══ Records for this exercise ══
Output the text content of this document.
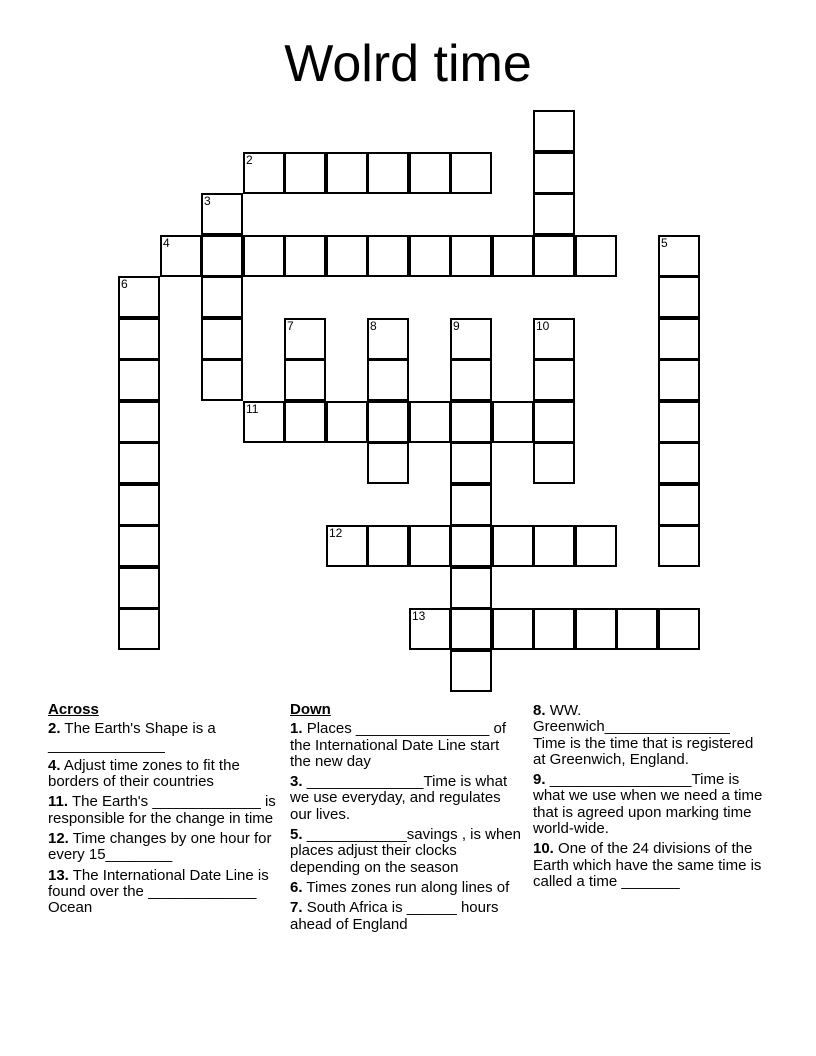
Wolrd time
2
3
4	5
6
7	8	9	10
11
12
13
Across
2. The Earth's Shape is a ______________
4. Adjust time zones to fit the borders of their countries
11. The Earth's _____________ is responsible for the change in time
12. Time changes by one hour for every 15________
13. The International Date Line is found over the _____________ Ocean
Down
1. Places ________________ of the International Date Line start the new day
3. ______________Time is what we use everyday, and regulates our lives.
5. ____________savings , is when places adjust their clocks depending on the season
6. Times zones run along lines of
7. South Africa is ______ hours ahead of England
8. WW. Greenwich_______________ Time is the time that is registered at Greenwich, England.
9. _________________Time is what we use when we need a time that is agreed upon marking time world-wide.
10. One of the 24 divisions of the Earth which have the same time is called a time _______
═══
◆ What you should do ◆
Please write out all the data again word for word, but not the pictures.

◆ Written response ◆
Output the text content of this document.
Wolrd time
2
3
4	5
6
7	8	9	10
11
12
13
Across
2. The Earth's Shape is a ______________
4. Adjust time zones to fit the borders of their countries
11. The Earth's _____________ is responsible for the change in time
12. Time changes by one hour for every 15________
13. The International Date Line is found over the _____________ Ocean
Down
1. Places ________________ of the International Date Line start the new day
3. ______________Time is what we use everyday, and regulates our lives.
5. ____________savings , is when places adjust their clocks depending on the season
6. Times zones run along lines of
7. South Africa is ______ hours ahead of England
8. WW. Greenwich_______________ Time is the time that is registered at Greenwich, England.
9. _________________Time is what we use when we need a time that is agreed upon marking time world-wide.
10. One of the 24 divisions of the Earth which have the same time is called a time _______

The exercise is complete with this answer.